*Extrait présenté:*
+ + +

Le peuple aux abois dort tous les soirs, le ventre creux. Sa résilience,
pour l’instant, a été poussée jusqu’à l’indifférence. Des corrompus vivent dans
une extravagance et une ostentation débridée sans crainte d’être dérangés. Le silence sonore de la justice ne
semble perturber grand monde. Haïti rêve d’un éventuel Héros pour la sortir de
cette tragédie indélébile. Elle a soif d’un rédempteur.
Monsieur le
Président, ces écorcheurs vous ont magistralement ferré comme un vulgaire
poisson. Entre leurs mains, vous n’êtes qu’un simple jeu de lego. Donc,
extrêmement fragile à résister au premier souffle de la tempête. Ils ont enculé
royalement votre gouvernement. Riches à millions, ils peuvent acheter tout le
monde, tous les juges et tous les avocats du pays, défenseurs, accusateurs et
membres du jury compris. Toutefois, votre force morale est indemne jusqu’à
présent. Il ne reste qu’une seule personne pouvant dévier la trajectoire du
destin : c’est Vous ! Réveillez-vous ! Soyez notre Héros et
mettez vos pieds par terre pour dire : Basta ! Haïti en a marre,
d’être le dindon de la farce. Dans l’antre du diable, vivotent aussi des anges.
Sachez bien vous entourer. Car, « le
monde ne sera pas seulement détruit par ceux qui font le mal, mais aussi par
ceux qui les regardent sans rien faire » (A. Einstein). Les coquins
sont ultra-puissants. Au moins un milliard cinq cent millions dorment sous
leurs oreillers. Ils peuvent vous cueillir comme une mangue. C’est une réalité
à ne pas dédaigner. Mais le sacrifice ultime en vaudra la peine. La nation a
besoin d’un guide pour sa rédemption. Il est minuit moins cinq. Soyez ce HÉROS
qui osera se retourner et dompter les loups. Délivrez-nous de ces barbares. Le
peuple vous sera d’une éternelle reconnaissance et l’histoire vous absoudra.
Max Dorismond |
Note (2) : « Ti chinwa - Tèt lobis – Dents
bonbons » : Quolibet péjoratif et taquin, désignant dans les
cours d’école, les enfants de descendants des Chinois réfugiés en Haïti dans
les années 60. En raison surtout de leurs aïeux qui secouent la tête en guise
d’approbation et rient à tout bout de champ, exposant leurs dents quand ils ne
maîtrisent pas la langue de leur nouveau pays. Écoutez aussi la célèbre
pièce de théâtre « Pèlin Têt ».
Cher Max, comment ai-je pu rater cet article qui date de six années, moi qui pensais n'avoir raté aucun. Ce texte mériterait bien un Politzer. En effet, il mérite d'être partagé largement. En fait, ce serait un beau track à déverser d'un avion sur la république toute entière. Bravo.

+ + +

Éléments d'un jeu de données
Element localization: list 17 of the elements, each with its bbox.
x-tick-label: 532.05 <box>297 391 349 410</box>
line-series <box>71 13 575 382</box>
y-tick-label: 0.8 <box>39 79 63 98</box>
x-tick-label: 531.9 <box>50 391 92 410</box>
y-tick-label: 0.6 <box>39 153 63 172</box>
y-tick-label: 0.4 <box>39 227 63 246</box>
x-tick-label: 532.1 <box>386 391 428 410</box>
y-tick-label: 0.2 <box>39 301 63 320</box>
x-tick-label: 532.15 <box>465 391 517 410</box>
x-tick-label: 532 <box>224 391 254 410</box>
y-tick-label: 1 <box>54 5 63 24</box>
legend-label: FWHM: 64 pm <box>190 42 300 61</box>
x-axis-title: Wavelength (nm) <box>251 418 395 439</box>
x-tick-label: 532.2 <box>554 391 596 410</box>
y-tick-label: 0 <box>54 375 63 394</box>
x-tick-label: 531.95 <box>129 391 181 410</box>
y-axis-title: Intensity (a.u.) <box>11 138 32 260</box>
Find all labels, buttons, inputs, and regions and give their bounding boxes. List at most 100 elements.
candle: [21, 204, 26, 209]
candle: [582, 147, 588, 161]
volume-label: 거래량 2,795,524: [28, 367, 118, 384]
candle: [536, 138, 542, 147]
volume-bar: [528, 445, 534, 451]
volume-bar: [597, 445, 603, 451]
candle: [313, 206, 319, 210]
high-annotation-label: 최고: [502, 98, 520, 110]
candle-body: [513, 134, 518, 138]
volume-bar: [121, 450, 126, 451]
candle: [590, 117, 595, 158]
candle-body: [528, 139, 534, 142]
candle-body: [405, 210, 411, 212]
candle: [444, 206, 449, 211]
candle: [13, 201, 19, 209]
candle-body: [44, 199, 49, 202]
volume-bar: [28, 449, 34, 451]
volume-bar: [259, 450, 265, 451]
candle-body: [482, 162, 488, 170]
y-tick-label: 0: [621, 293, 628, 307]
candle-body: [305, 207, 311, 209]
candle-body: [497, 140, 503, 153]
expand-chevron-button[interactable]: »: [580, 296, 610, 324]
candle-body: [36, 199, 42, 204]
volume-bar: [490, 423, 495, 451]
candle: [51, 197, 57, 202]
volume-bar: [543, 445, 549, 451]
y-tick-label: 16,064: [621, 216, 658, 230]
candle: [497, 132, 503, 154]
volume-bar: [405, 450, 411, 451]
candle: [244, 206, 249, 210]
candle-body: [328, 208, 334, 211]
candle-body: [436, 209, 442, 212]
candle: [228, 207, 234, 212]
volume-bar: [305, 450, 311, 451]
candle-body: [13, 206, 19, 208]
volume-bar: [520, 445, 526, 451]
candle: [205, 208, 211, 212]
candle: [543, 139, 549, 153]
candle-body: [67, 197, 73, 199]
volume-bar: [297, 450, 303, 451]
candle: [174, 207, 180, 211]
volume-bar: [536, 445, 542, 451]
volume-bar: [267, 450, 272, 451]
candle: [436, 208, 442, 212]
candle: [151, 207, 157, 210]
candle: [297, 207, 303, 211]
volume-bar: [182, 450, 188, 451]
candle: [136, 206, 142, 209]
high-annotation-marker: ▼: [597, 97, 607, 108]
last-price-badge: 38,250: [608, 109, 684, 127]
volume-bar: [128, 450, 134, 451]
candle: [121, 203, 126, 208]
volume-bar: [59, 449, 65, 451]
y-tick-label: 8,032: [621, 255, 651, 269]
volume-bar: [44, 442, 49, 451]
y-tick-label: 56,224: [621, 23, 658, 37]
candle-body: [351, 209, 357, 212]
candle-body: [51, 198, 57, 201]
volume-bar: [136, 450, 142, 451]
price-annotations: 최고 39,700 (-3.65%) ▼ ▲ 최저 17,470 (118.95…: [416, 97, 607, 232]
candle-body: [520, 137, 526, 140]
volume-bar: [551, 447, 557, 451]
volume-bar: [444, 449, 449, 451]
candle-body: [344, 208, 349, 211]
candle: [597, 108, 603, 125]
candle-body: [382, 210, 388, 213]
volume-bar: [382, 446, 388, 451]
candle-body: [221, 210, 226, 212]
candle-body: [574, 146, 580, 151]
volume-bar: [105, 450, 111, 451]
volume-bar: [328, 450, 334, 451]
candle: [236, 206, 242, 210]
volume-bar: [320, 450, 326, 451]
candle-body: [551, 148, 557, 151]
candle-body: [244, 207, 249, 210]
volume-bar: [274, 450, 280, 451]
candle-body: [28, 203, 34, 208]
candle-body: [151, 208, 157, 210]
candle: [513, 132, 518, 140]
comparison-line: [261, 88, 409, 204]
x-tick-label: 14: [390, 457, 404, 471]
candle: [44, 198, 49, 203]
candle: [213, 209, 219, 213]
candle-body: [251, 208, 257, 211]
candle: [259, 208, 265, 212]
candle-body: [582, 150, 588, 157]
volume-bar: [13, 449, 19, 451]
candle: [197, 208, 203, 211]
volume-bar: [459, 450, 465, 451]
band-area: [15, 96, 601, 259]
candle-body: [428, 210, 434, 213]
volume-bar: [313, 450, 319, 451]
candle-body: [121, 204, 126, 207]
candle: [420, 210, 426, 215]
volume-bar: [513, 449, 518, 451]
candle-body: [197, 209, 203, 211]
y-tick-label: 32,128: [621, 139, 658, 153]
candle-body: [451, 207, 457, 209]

+ + +

*Mise en pratique:*
**1.** Résumez en deux phrases l'extrait sur la corruption en Haïti.
**2.** Reprenez l'extrait sur la corruption en Haïti à partir de l'endroit où il s'arrête.

*Réponses aux consignes:*
**1.** Tandis que le peuple haïtien dort le ventre creux, des corrompus vivent dans l'ostentation sans être inquiétés par la justice, et Haïti rêve d'un héros pour la sortir de cette tragédie. L'auteur exhorte le Président, dont la force morale reste intacte malgré la puissance de ces riches coquins, à se réveiller, à dompter les loups et à délivrer la nation.

**2.**
ReplyDelete«Lorsque j’ai lu le texte pour la première fois, j’ai été tout de suite frappé par la justesse de l’analyse et j’y ai retrouvé le punch habituel de l’auteur. À cette époque déjà, j’avais été surpris par la légèreté avec laquelle le président nouvellement élu avait déclaré sans ambages dans ce pays de conspirateurs : « Le carnaval aura lieu comme prévu. Point barre !». Cette surprise se mua en déception quand je le vis prolonger ce premier carnaval jusque dans la matinée du mercredi des cendres avec son cabinet ministériel au grand complet. » C'était déjà le signe avant-coureur d'un échec spectaculaire. Dans mon esprit du moins, Jovenel Moïse enfonça le dernier clou quand il souffla lui-même à ses adversaires et à la presse indépendante le surnom combien cocasse d’Àprès-Dieu. Dès lors, le pittoresque jeu de mots de Max apparut comme un diagnostic implacable, une condamnation vers laquelle notre enfant de cœur s’acheminait avec une innocence déconcertante.
ReplyDeleteN’ayant rien retenu de l’expérience d’un Dumarsais Estimé renversé au sommet de sa gloire, d’un Daniel Fignolé abattu en plein vol sans avoir pu tirer un seul coup de fusil, d’un Aristide fauché au tout début d’une partie de poker qui semblait gagnée d’avance, notre JoMo jouait au Don Quichote.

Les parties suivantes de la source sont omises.